╭─ Dataset content

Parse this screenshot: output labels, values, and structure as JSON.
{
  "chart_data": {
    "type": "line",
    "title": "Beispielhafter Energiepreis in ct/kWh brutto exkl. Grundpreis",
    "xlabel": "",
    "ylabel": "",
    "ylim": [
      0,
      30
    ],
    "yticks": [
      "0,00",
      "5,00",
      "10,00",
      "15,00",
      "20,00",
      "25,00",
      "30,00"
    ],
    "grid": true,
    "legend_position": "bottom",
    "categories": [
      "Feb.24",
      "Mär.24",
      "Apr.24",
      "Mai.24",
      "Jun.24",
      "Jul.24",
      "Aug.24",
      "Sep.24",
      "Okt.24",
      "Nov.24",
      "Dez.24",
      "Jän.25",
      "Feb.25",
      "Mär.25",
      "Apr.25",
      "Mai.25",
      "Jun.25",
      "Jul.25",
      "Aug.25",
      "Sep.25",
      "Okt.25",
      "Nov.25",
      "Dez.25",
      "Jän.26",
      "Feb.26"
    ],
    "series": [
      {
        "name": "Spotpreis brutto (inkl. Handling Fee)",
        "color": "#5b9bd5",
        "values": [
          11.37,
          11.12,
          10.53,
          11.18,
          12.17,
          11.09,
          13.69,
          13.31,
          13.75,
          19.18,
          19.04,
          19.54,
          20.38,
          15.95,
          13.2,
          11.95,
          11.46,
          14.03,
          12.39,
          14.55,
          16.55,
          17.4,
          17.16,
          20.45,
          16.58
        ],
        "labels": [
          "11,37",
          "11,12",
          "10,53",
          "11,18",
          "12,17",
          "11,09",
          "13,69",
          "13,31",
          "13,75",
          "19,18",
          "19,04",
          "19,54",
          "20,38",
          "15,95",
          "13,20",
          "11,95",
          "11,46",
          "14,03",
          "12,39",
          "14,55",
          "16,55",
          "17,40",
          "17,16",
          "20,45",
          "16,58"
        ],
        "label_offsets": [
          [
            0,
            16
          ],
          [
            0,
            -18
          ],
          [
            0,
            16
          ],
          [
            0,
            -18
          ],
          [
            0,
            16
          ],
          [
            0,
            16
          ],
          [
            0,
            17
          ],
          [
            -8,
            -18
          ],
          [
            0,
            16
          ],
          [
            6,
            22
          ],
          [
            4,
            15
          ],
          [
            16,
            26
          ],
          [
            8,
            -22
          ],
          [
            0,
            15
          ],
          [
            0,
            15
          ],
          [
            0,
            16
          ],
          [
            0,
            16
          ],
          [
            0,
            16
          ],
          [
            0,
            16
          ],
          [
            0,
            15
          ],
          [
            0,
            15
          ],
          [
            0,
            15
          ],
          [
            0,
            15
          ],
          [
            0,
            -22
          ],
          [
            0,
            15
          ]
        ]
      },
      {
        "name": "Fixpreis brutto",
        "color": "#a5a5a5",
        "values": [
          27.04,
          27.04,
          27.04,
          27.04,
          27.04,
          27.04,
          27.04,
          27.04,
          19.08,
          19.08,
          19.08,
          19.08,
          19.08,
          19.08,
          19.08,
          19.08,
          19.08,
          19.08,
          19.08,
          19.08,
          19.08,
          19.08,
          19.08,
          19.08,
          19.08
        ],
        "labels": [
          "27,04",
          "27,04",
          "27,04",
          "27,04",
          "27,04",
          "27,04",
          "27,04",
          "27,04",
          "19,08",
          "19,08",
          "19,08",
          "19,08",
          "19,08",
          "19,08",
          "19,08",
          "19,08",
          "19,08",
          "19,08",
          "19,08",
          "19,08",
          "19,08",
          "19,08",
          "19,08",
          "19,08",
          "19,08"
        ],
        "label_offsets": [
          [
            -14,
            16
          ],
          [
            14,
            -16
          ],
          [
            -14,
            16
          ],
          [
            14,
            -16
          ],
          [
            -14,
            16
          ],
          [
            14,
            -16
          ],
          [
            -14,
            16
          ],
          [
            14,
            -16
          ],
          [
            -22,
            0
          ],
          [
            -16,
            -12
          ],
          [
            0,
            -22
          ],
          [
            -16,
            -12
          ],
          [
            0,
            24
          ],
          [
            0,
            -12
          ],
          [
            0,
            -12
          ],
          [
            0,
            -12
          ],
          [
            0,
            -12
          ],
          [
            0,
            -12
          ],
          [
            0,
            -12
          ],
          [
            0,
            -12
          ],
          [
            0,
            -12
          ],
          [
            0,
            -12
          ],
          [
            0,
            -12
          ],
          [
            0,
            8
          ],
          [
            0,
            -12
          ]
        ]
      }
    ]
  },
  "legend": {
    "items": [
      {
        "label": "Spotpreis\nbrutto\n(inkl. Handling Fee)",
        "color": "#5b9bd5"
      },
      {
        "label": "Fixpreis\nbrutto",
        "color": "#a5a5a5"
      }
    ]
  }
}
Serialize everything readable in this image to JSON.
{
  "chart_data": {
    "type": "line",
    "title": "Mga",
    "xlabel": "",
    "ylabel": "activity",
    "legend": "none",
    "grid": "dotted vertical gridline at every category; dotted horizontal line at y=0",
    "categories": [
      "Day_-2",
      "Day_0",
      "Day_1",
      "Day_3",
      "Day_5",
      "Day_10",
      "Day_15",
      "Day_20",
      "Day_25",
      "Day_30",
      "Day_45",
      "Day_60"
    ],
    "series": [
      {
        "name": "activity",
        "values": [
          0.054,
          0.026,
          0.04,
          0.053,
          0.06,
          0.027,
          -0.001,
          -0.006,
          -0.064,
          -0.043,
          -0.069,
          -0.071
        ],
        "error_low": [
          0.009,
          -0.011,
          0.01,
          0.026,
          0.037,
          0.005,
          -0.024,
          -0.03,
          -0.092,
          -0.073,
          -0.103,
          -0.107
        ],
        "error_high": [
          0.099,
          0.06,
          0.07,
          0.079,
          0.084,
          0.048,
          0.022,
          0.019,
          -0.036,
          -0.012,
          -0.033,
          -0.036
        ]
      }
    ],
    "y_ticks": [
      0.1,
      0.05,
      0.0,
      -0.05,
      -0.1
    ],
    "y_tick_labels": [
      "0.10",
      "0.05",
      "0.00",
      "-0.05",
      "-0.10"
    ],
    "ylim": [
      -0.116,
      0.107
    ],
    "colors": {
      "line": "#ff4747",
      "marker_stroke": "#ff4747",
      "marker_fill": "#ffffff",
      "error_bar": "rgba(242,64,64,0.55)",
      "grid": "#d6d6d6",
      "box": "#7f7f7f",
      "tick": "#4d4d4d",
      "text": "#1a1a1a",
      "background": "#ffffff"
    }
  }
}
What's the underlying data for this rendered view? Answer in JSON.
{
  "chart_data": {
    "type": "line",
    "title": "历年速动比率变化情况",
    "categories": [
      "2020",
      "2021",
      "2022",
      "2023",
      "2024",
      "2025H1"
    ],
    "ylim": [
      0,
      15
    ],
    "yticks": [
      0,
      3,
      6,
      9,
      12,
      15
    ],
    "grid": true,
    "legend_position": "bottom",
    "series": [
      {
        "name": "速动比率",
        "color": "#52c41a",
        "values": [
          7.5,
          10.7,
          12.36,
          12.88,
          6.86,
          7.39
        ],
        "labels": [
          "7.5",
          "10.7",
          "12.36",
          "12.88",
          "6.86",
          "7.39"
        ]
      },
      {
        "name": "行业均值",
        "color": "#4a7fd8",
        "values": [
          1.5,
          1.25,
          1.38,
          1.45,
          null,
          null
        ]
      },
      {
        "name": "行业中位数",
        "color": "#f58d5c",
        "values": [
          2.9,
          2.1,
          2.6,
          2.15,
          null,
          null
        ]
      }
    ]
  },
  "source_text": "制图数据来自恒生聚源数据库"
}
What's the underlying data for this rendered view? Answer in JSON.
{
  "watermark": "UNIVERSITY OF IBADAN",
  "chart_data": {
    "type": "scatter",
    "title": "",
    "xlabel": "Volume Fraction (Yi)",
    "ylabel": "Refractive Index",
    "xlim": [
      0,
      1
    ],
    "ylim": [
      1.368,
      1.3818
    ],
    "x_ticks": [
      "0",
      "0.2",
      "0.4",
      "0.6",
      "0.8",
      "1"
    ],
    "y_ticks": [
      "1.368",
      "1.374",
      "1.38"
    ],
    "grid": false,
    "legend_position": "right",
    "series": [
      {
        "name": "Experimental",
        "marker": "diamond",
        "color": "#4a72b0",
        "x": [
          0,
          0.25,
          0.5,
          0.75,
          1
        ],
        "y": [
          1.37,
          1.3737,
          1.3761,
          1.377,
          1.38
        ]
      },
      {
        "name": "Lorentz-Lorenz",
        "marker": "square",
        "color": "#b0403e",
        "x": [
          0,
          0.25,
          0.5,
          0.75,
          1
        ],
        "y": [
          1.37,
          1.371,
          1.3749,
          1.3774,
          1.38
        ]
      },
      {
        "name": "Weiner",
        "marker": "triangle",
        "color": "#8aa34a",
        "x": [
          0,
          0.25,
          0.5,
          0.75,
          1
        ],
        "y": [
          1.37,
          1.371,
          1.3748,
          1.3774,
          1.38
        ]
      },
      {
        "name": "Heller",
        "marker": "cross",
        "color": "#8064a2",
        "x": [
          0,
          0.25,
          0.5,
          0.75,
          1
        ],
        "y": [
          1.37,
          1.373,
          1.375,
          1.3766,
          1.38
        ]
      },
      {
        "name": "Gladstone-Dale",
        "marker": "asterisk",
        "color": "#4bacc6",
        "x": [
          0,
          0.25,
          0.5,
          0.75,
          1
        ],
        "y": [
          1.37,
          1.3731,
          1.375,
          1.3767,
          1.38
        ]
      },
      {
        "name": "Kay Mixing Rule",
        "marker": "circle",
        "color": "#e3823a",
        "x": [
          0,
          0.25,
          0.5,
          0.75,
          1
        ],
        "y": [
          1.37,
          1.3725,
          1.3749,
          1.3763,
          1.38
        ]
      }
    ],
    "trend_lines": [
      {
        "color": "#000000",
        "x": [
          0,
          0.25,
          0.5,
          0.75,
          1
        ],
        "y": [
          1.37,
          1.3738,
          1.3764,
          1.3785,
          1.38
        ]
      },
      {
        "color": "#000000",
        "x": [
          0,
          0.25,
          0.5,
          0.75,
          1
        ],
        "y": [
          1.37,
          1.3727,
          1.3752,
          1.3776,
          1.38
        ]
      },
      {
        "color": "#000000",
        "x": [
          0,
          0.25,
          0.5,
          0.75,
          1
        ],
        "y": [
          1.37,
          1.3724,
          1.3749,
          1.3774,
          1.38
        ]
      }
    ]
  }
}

╰─

Exercise instructions => From the data above, show each line that contains "title".

Exercise answer =>
    "title": "Beispielhafter Energiepreis in ct/kWh brutto exkl. Grundpreis",
    "title": "Mga",
    "title": "历年速动比率变化情况",
    "title": "",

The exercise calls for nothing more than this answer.